Figure record listings:
** START **

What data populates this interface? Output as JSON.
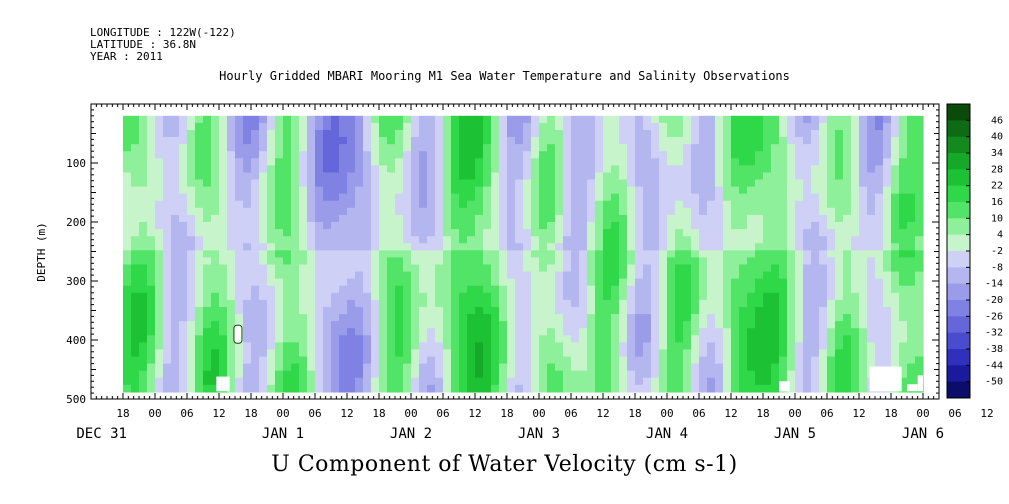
{
  "header": {
    "longitude": "LONGITUDE : 122W(-122)",
    "latitude": "LATITUDE : 36.8N",
    "year": "YEAR : 2011"
  },
  "chart_data": {
    "type": "heatmap",
    "title": "Hourly Gridded MBARI Mooring M1 Sea Water Temperature and Salinity Observations",
    "xlabel": "U Component of Water Velocity (cm s-1)",
    "ylabel": "DEPTH (m)",
    "ylim": [
      500,
      0
    ],
    "y_ticks": [
      100,
      200,
      300,
      400,
      500
    ],
    "x_hour_ticks": [
      "18",
      "00",
      "06",
      "12",
      "18",
      "00",
      "06",
      "12",
      "18",
      "00",
      "06",
      "12",
      "18",
      "00",
      "06",
      "12",
      "18",
      "00",
      "06",
      "12",
      "18",
      "00",
      "06",
      "12",
      "18",
      "00",
      "06",
      "12",
      "18",
      "00"
    ],
    "x_day_labels": [
      "DEC 31",
      "JAN  1",
      "JAN  2",
      "JAN  3",
      "JAN  4",
      "JAN  5",
      "JAN  6"
    ],
    "x_range": [
      "DEC 31 12:00",
      "JAN 7 03:00"
    ],
    "data_range": [
      "DEC 31 18:00",
      "JAN 7 00:00"
    ],
    "depth_range": [
      20,
      487
    ],
    "colorbar": {
      "levels": [
        46,
        40,
        34,
        28,
        22,
        16,
        10,
        4,
        -2,
        -8,
        -14,
        -20,
        -26,
        -32,
        -38,
        -44,
        -50
      ],
      "colors": [
        "#0a4a0a",
        "#0e6a14",
        "#128a1e",
        "#16a828",
        "#1cc234",
        "#2ed848",
        "#52e466",
        "#8ef09a",
        "#c8f4cc",
        "#cfd0f6",
        "#b4b6f0",
        "#9a9cea",
        "#7f82e2",
        "#6466da",
        "#4a4ccf",
        "#2f30bd",
        "#1a1a9c",
        "#0c0c6a"
      ]
    },
    "dominant_pattern": "alternating vertical bands of positive (green) and negative (blue) U velocity",
    "missing_data_color": "#ffffff"
  }
}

** END **

WHAT THE TASK REQUIRES:
Restate the data above word for word. Do not include the images.

EXERCISE RESPONSE:
What data populates this interface? Output as JSON.
{
  "header": {
    "longitude": "LONGITUDE : 122W(-122)",
    "latitude": "LATITUDE : 36.8N",
    "year": "YEAR : 2011"
  },
  "chart_data": {
    "type": "heatmap",
    "title": "Hourly Gridded MBARI Mooring M1 Sea Water Temperature and Salinity Observations",
    "xlabel": "U Component of Water Velocity (cm s-1)",
    "ylabel": "DEPTH (m)",
    "ylim": [
      500,
      0
    ],
    "y_ticks": [
      100,
      200,
      300,
      400,
      500
    ],
    "x_hour_ticks": [
      "18",
      "00",
      "06",
      "12",
      "18",
      "00",
      "06",
      "12",
      "18",
      "00",
      "06",
      "12",
      "18",
      "00",
      "06",
      "12",
      "18",
      "00",
      "06",
      "12",
      "18",
      "00",
      "06",
      "12",
      "18",
      "00",
      "06",
      "12",
      "18",
      "00"
    ],
    "x_day_labels": [
      "DEC 31",
      "JAN  1",
      "JAN  2",
      "JAN  3",
      "JAN  4",
      "JAN  5",
      "JAN  6"
    ],
    "x_range": [
      "DEC 31 12:00",
      "JAN 7 03:00"
    ],
    "data_range": [
      "DEC 31 18:00",
      "JAN 7 00:00"
    ],
    "depth_range": [
      20,
      487
    ],
    "colorbar": {
      "levels": [
        46,
        40,
        34,
        28,
        22,
        16,
        10,
        4,
        -2,
        -8,
        -14,
        -20,
        -26,
        -32,
        -38,
        -44,
        -50
      ],
      "colors": [
        "#0a4a0a",
        "#0e6a14",
        "#128a1e",
        "#16a828",
        "#1cc234",
        "#2ed848",
        "#52e466",
        "#8ef09a",
        "#c8f4cc",
        "#cfd0f6",
        "#b4b6f0",
        "#9a9cea",
        "#7f82e2",
        "#6466da",
        "#4a4ccf",
        "#2f30bd",
        "#1a1a9c",
        "#0c0c6a"
      ]
    },
    "dominant_pattern": "alternating vertical bands of positive (green) and negative (blue) U velocity",
    "missing_data_color": "#ffffff"
  }
}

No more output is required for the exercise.